*SHORT EXERCISE*
Filter the entries below, keeping every line that has the word "title".

*PROVIDED MATERIAL*
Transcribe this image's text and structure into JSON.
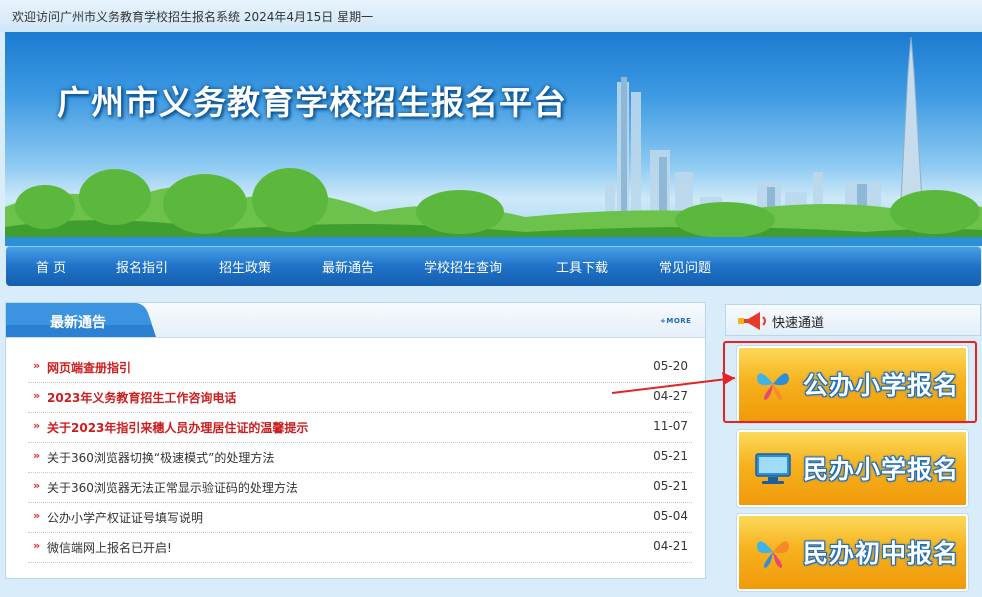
{
  "topbar": {
    "welcome": "欢迎访问广州市义务教育学校招生报名系统 2024年4月15日 星期一"
  },
  "banner": {
    "title": "广州市义务教育学校招生报名平台"
  },
  "nav": {
    "items": [
      {
        "label": "首 页"
      },
      {
        "label": "报名指引"
      },
      {
        "label": "招生政策"
      },
      {
        "label": "最新通告"
      },
      {
        "label": "学校招生查询"
      },
      {
        "label": "工具下载"
      },
      {
        "label": "常见问题"
      }
    ]
  },
  "notice": {
    "title": "最新通告",
    "more": "+MORE",
    "bullet": "»",
    "items": [
      {
        "title": "网页端查册指引",
        "date": "05-20",
        "hot": true
      },
      {
        "title": "2023年义务教育招生工作咨询电话",
        "date": "04-27",
        "hot": true
      },
      {
        "title": "关于2023年指引来穗人员办理居住证的温馨提示",
        "date": "11-07",
        "hot": true
      },
      {
        "title": "关于360浏览器切换“极速模式”的处理方法",
        "date": "05-21",
        "hot": false
      },
      {
        "title": "关于360浏览器无法正常显示验证码的处理方法",
        "date": "05-21",
        "hot": false
      },
      {
        "title": "公办小学产权证证号填写说明",
        "date": "05-04",
        "hot": false
      },
      {
        "title": "微信端网上报名已开启!",
        "date": "04-21",
        "hot": false
      }
    ]
  },
  "quick": {
    "title": "快速通道",
    "buttons": [
      {
        "label": "公办小学报名",
        "icon": "butterfly-icon"
      },
      {
        "label": "民办小学报名",
        "icon": "computer-icon"
      },
      {
        "label": "民办初中报名",
        "icon": "butterfly-icon"
      }
    ]
  },
  "colors": {
    "nav": "#1f73c8",
    "hot_text": "#cc1e1e",
    "button": "#f7b21e",
    "highlight": "#e32424"
  }
}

*TASK ANSWER*
    "title": "广州市义务教育学校招生报名平台"
    "title": "最新通告",
        "title": "网页端查册指引",
        "title": "2023年义务教育招生工作咨询电话",
        "title": "关于2023年指引来穗人员办理居住证的温馨提示",
        "title": "关于360浏览器切换“极速模式”的处理方法",
        "title": "关于360浏览器无法正常显示验证码的处理方法",
        "title": "公办小学产权证证号填写说明",
        "title": "微信端网上报名已开启!",
    "title": "快速通道",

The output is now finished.